> _DATASET RECORDS_

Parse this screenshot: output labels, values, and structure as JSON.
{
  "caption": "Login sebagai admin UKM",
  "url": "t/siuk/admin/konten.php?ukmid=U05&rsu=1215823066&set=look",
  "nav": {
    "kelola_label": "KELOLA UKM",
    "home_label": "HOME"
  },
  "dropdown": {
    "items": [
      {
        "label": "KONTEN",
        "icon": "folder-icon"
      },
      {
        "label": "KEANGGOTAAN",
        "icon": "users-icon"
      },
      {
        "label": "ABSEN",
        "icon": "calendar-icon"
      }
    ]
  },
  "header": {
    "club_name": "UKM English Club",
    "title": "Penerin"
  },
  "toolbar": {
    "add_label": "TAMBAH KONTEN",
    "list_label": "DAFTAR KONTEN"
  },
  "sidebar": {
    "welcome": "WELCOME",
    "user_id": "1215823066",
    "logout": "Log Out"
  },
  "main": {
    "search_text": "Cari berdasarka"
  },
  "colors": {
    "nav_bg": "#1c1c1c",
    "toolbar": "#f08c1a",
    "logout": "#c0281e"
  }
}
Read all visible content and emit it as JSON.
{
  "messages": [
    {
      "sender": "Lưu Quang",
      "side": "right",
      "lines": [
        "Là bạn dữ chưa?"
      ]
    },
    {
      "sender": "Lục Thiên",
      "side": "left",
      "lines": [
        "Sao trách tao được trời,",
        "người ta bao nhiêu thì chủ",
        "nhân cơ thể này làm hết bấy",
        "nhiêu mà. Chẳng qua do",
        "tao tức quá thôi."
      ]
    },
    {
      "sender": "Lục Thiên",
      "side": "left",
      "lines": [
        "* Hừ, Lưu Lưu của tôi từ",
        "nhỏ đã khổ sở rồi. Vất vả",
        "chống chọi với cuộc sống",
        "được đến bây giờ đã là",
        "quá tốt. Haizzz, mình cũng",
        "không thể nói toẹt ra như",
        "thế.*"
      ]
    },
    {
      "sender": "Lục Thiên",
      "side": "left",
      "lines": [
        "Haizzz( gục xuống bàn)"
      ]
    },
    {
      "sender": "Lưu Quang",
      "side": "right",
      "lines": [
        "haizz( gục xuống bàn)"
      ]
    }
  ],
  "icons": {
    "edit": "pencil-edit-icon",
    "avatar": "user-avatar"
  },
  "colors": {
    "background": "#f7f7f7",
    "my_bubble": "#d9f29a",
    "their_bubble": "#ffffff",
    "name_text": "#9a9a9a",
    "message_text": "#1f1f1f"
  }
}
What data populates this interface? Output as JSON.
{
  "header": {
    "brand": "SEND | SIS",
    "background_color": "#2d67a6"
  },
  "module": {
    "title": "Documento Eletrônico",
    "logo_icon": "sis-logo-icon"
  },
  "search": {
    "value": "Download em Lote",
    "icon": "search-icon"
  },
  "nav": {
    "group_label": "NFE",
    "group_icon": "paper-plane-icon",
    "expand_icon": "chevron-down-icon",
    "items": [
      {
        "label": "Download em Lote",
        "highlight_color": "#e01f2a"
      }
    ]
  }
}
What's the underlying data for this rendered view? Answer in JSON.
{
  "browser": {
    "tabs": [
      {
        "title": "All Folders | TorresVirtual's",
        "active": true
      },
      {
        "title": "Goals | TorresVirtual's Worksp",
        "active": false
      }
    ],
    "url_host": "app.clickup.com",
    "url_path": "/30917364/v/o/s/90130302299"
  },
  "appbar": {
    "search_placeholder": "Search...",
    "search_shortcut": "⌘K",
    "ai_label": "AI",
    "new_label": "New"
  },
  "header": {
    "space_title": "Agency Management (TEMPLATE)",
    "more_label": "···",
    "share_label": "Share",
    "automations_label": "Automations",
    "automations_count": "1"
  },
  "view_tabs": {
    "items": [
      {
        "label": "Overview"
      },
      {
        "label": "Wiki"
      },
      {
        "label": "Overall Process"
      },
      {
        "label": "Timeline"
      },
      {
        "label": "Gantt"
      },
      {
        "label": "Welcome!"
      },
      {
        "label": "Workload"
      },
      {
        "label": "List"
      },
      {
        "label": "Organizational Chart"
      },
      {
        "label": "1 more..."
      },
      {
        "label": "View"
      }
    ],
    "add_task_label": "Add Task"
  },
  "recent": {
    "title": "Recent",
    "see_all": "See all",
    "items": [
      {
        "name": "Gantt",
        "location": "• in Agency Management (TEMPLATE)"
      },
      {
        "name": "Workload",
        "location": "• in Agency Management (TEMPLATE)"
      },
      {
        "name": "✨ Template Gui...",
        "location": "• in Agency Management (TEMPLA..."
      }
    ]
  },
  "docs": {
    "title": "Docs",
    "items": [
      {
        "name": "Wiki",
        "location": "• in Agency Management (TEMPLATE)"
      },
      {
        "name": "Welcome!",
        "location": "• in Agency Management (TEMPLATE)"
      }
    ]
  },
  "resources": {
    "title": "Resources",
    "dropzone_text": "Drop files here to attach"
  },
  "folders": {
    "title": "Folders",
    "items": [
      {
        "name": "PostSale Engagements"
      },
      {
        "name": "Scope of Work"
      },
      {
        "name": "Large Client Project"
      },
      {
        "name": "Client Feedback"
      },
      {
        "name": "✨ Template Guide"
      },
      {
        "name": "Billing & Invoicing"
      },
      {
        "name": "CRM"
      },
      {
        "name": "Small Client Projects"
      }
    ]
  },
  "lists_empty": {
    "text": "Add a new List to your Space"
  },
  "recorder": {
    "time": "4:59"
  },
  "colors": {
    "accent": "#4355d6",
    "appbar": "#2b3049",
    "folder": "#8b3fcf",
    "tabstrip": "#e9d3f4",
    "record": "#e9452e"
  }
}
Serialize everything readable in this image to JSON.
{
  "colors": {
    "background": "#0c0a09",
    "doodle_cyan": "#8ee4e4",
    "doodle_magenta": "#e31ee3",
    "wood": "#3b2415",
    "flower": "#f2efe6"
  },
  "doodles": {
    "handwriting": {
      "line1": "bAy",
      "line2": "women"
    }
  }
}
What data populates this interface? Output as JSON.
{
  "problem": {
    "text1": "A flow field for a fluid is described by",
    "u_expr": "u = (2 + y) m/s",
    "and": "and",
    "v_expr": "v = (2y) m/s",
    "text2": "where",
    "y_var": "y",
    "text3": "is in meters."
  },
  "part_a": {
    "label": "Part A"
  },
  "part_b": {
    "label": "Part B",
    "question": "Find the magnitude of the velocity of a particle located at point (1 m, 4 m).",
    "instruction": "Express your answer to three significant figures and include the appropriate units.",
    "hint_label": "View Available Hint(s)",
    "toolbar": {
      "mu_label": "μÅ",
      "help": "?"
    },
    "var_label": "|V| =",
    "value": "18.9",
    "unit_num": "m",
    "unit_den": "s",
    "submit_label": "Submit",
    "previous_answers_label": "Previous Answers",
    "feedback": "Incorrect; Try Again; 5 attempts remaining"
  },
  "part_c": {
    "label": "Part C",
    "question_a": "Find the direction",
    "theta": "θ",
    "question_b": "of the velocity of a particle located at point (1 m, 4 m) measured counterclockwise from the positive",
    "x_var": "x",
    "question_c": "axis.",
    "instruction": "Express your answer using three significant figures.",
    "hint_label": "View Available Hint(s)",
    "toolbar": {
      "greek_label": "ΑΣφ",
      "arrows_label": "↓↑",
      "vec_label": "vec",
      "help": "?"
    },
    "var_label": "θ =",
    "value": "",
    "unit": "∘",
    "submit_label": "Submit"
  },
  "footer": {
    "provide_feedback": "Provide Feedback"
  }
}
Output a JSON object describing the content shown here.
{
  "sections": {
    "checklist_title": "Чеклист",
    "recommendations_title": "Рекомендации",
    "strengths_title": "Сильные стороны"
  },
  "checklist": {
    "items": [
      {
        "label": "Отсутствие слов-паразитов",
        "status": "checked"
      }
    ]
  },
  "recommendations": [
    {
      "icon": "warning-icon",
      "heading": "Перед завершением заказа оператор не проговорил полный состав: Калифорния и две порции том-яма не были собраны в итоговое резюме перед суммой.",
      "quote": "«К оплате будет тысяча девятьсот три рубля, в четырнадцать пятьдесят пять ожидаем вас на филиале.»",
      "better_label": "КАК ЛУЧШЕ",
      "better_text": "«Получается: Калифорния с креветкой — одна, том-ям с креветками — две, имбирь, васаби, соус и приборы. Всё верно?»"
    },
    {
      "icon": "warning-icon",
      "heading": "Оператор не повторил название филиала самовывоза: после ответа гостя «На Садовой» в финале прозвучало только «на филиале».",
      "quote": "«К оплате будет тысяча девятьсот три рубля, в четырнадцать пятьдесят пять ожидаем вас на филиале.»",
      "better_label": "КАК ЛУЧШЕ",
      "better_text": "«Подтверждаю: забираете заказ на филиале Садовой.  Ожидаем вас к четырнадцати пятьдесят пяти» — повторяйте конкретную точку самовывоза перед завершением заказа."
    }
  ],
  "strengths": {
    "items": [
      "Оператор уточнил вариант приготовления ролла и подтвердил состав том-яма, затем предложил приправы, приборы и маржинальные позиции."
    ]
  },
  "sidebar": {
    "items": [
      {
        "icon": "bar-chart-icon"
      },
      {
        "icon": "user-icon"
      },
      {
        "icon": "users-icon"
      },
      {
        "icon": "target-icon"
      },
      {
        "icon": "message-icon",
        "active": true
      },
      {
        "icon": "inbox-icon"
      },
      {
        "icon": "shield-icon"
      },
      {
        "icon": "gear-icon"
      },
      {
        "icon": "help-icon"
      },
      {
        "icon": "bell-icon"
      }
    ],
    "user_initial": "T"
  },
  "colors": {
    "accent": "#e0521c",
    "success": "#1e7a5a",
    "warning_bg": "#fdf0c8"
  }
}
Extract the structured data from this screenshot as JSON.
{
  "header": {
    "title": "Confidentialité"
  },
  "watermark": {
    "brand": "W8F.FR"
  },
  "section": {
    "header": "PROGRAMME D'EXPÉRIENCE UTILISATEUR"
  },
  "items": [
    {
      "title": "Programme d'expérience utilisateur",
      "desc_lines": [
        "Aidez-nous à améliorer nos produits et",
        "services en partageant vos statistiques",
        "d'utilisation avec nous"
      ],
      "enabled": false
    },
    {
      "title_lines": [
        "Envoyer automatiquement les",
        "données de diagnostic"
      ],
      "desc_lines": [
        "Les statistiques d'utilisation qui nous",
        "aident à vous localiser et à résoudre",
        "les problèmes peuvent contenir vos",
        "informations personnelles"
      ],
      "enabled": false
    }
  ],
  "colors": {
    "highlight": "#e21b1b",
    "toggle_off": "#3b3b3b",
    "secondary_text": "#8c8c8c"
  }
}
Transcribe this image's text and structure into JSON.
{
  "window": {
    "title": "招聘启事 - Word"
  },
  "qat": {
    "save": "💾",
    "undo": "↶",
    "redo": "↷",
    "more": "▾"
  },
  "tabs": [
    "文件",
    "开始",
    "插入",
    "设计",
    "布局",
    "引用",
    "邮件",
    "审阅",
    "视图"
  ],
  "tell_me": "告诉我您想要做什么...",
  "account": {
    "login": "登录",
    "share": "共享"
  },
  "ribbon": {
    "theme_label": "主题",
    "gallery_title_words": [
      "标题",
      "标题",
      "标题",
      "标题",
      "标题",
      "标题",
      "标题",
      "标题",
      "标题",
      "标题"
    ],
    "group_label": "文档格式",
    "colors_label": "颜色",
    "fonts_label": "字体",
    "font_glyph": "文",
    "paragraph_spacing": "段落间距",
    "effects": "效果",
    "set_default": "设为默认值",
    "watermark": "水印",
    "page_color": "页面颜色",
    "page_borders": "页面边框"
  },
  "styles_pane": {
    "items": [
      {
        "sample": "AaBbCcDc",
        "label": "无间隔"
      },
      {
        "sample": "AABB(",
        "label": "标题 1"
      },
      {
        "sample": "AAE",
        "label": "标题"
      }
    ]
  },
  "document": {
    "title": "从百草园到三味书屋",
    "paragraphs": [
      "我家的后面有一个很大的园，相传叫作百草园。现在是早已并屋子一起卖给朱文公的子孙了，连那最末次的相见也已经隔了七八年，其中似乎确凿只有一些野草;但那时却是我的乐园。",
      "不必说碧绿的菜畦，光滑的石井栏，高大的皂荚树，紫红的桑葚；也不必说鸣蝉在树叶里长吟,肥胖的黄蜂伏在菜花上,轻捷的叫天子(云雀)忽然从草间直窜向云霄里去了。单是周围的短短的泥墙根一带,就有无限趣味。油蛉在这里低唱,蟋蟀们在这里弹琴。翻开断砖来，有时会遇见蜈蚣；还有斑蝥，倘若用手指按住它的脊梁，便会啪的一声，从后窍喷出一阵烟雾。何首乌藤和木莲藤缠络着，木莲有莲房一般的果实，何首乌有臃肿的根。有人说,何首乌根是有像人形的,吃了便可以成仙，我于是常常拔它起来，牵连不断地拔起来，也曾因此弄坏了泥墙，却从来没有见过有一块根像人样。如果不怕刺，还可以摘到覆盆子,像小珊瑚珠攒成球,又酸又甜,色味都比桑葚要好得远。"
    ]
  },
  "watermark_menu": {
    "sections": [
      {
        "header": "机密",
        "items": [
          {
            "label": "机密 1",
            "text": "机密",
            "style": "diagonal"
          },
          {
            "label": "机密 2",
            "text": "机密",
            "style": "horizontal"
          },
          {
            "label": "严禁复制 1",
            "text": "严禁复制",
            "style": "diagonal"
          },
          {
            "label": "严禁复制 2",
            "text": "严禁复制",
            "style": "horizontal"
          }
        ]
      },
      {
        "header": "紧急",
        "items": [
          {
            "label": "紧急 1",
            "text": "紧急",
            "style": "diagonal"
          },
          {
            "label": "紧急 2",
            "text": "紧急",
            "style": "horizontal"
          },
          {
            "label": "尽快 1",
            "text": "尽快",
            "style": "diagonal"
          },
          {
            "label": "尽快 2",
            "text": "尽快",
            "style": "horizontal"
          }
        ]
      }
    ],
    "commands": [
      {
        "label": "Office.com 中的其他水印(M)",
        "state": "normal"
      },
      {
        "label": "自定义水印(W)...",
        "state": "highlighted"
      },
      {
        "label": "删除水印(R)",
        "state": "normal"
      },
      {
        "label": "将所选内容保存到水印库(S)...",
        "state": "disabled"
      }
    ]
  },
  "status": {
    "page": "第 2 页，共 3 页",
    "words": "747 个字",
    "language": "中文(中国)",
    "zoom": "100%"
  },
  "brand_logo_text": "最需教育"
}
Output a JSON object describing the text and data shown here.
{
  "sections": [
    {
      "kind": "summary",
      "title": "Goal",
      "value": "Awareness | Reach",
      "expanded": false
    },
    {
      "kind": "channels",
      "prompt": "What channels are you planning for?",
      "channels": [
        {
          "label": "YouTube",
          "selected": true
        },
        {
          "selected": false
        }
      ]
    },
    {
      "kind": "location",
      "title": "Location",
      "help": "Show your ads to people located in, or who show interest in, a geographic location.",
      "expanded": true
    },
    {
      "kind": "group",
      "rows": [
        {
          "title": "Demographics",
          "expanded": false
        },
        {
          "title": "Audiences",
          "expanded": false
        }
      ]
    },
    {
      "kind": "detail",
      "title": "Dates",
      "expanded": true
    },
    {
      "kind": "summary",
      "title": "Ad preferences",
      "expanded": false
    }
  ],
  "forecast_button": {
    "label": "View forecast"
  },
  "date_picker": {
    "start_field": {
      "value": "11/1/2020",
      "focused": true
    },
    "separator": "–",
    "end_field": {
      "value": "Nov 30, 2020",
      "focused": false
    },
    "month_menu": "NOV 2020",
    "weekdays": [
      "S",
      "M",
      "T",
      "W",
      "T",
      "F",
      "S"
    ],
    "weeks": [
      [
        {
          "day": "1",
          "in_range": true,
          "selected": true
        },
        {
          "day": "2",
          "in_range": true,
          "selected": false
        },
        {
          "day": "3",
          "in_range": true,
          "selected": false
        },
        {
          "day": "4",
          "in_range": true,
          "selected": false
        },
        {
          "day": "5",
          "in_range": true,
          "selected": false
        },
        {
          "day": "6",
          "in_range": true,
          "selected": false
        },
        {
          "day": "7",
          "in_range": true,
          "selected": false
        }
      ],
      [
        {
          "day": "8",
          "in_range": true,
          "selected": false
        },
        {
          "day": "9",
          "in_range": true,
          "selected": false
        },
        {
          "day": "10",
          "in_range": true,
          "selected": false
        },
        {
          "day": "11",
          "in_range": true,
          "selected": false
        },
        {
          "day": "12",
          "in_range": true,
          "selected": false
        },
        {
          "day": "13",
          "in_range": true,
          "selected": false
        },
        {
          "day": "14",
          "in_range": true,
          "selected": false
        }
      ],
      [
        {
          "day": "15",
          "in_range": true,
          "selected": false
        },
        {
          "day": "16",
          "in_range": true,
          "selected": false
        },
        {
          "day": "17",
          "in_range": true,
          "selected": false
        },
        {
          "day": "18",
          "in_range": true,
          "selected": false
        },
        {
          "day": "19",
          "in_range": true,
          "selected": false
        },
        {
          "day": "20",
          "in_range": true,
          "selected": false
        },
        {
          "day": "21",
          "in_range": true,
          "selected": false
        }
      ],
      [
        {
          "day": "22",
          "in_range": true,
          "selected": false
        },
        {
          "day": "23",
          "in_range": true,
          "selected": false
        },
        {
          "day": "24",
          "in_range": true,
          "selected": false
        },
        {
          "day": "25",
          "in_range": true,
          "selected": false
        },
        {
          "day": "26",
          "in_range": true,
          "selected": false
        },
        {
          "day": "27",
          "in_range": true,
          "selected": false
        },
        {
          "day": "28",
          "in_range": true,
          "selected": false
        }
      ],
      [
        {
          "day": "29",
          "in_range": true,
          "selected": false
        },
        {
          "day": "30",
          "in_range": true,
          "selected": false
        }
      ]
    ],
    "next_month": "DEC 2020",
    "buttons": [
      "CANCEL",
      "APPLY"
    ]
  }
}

> _WHAT THIS TASK INVOLVES_
Consider the entries above and return each line with the string "image".

> _THE RESULT_
Serialize everything readable in this image to JSON.
Transcribe this image's text and structure into JSON.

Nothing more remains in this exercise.